TO DO:
Count, in the entries below, the lines in which "type" occurs. Give the number, nothing more.

═══

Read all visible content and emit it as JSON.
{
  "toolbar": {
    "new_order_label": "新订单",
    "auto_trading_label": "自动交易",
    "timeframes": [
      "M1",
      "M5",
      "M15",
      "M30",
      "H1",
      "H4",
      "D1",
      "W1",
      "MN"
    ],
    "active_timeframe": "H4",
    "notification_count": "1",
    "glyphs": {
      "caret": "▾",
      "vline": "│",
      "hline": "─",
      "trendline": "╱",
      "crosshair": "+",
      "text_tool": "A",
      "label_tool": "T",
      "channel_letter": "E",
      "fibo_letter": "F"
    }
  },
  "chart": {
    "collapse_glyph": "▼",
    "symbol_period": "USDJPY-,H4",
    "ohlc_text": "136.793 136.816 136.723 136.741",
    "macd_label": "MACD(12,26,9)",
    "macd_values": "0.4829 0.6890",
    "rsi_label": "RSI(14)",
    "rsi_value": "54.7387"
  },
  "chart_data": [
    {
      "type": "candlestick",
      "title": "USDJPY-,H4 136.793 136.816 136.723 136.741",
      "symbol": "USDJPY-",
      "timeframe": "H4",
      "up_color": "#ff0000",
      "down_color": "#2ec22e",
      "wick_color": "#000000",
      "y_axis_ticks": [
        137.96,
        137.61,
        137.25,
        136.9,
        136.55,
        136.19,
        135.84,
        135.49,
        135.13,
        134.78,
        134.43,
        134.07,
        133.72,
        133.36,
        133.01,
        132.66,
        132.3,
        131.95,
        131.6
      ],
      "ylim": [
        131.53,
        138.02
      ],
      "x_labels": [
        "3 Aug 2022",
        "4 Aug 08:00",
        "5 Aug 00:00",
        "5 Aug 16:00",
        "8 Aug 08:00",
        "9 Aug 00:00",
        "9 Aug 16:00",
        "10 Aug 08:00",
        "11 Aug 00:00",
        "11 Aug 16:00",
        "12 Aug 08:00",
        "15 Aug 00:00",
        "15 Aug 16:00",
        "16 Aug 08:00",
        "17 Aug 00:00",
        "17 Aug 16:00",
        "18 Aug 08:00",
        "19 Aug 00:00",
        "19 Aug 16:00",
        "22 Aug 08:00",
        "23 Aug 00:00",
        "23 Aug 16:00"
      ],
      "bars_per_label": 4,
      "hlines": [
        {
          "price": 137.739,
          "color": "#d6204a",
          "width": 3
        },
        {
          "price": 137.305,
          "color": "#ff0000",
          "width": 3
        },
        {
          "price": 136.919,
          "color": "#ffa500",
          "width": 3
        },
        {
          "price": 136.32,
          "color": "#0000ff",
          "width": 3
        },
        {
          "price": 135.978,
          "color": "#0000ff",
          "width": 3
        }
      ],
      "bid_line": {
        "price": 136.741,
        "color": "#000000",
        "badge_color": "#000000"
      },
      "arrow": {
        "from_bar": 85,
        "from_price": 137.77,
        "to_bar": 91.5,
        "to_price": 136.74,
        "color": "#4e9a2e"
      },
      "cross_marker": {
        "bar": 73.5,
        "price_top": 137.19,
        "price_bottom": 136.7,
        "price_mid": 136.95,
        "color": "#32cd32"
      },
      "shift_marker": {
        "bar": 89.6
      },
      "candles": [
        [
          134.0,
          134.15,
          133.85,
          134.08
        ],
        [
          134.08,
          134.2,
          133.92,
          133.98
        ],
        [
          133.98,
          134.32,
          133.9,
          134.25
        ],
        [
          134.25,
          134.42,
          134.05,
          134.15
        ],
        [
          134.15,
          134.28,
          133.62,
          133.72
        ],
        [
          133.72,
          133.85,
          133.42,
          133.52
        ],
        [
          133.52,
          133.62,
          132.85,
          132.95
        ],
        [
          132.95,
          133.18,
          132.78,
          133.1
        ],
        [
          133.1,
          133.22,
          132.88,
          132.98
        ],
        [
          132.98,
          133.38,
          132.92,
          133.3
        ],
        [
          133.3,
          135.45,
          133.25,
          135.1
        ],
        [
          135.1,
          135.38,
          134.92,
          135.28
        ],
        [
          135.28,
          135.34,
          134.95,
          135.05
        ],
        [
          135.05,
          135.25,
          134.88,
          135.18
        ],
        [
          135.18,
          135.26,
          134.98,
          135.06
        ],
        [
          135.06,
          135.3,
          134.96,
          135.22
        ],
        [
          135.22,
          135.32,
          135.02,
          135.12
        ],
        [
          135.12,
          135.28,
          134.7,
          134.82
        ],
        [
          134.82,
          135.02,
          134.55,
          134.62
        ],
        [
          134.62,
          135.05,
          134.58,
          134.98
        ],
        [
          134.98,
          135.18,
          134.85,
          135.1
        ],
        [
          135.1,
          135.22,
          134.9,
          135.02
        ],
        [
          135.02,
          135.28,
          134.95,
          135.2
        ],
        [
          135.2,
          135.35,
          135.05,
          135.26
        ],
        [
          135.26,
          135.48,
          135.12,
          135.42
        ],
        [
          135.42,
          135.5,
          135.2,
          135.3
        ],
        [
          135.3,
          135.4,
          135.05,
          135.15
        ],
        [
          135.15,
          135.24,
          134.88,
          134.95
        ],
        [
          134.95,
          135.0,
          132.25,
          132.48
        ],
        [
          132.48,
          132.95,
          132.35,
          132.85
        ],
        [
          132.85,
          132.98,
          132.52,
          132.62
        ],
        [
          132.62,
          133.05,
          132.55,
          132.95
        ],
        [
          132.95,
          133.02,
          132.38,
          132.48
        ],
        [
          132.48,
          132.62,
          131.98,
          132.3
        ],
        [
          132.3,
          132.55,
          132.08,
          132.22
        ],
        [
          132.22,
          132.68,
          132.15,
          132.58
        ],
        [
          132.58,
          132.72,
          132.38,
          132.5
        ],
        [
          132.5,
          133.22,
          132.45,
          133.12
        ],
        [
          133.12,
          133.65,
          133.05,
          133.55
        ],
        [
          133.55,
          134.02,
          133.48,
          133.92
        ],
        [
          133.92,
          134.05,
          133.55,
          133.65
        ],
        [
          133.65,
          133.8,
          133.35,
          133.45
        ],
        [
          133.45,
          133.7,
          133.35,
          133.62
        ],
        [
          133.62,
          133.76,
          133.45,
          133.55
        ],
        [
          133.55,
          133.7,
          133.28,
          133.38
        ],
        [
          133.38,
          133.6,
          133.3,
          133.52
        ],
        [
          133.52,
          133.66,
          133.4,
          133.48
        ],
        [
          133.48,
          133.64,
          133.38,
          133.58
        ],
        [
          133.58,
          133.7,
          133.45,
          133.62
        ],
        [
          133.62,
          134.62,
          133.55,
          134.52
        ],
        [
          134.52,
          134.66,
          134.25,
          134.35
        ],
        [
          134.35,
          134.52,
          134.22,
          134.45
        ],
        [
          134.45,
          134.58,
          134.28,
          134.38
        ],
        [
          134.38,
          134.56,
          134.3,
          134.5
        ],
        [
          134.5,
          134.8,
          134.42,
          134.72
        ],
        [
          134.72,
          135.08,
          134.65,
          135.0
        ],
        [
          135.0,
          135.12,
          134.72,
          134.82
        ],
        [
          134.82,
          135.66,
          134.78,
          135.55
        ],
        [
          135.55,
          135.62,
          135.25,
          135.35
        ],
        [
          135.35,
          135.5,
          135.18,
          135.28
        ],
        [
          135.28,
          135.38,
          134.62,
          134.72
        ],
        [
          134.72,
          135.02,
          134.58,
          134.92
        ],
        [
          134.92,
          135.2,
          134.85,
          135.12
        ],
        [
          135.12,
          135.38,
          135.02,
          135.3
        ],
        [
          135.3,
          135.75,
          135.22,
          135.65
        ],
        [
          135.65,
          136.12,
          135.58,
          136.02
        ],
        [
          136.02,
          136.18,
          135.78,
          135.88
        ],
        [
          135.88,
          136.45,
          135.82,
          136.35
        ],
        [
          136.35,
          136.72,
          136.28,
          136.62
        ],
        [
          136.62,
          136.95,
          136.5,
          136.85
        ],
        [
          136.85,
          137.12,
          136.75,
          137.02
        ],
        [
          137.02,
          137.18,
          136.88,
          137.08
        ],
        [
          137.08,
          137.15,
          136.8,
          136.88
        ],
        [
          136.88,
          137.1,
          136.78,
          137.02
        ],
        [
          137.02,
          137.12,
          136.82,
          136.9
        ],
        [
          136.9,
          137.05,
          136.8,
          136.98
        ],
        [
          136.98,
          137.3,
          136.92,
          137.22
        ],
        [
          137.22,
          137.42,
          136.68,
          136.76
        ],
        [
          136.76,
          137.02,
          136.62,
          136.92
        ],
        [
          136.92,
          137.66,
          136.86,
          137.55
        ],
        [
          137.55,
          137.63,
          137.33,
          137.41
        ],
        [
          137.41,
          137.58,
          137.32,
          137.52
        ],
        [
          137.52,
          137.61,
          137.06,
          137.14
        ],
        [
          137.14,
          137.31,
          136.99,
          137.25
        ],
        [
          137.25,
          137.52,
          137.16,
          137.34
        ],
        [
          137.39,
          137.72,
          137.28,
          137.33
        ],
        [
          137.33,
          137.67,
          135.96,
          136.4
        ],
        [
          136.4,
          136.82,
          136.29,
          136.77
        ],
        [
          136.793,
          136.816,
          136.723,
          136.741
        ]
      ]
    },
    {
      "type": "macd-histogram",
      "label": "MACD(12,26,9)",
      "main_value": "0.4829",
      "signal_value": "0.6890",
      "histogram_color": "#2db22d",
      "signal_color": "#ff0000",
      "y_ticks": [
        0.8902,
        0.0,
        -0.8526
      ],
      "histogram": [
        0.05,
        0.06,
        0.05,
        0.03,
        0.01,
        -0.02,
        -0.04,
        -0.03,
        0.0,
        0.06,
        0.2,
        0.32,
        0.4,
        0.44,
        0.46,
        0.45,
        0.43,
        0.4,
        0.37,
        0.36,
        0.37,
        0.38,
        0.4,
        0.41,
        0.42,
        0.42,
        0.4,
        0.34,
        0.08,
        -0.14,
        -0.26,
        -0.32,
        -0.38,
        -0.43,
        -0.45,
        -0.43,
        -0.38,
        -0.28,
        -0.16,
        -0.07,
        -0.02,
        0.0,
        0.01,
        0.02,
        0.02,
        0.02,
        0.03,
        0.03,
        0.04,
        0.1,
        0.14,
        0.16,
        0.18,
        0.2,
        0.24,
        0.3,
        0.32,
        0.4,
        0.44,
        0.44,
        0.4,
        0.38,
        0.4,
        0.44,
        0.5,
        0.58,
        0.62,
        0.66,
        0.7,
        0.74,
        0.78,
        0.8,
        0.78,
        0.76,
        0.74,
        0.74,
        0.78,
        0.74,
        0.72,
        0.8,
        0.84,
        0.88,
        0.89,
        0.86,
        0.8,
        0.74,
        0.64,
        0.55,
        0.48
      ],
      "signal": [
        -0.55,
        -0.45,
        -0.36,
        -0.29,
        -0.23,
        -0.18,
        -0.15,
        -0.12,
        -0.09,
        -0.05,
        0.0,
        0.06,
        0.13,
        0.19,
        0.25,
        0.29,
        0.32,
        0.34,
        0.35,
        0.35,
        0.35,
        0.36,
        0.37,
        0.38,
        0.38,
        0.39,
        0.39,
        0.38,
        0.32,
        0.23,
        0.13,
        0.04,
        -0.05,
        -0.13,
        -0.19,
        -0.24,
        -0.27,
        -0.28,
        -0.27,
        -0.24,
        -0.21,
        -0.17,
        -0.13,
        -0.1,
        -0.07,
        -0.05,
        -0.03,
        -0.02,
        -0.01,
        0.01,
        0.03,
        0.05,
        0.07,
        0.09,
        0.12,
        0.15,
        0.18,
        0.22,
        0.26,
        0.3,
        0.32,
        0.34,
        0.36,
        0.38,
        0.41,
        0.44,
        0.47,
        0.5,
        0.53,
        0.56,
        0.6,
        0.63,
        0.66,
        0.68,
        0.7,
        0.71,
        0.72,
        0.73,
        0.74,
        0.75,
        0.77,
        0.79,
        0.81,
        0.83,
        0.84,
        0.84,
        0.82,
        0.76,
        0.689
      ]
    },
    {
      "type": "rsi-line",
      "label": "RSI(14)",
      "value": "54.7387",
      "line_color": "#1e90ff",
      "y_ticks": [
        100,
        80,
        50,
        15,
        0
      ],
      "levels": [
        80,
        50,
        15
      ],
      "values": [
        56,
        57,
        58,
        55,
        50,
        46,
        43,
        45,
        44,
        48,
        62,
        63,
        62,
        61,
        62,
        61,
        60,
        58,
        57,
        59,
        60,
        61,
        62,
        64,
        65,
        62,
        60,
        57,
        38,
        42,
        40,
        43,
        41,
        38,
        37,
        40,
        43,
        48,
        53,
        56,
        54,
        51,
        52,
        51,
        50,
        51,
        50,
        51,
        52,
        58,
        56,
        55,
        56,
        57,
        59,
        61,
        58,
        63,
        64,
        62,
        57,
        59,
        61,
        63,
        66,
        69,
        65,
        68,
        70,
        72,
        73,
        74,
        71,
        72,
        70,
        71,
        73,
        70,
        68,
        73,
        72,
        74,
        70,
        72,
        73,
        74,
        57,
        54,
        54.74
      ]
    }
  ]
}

═══

PROBLEM SOLUTION:
3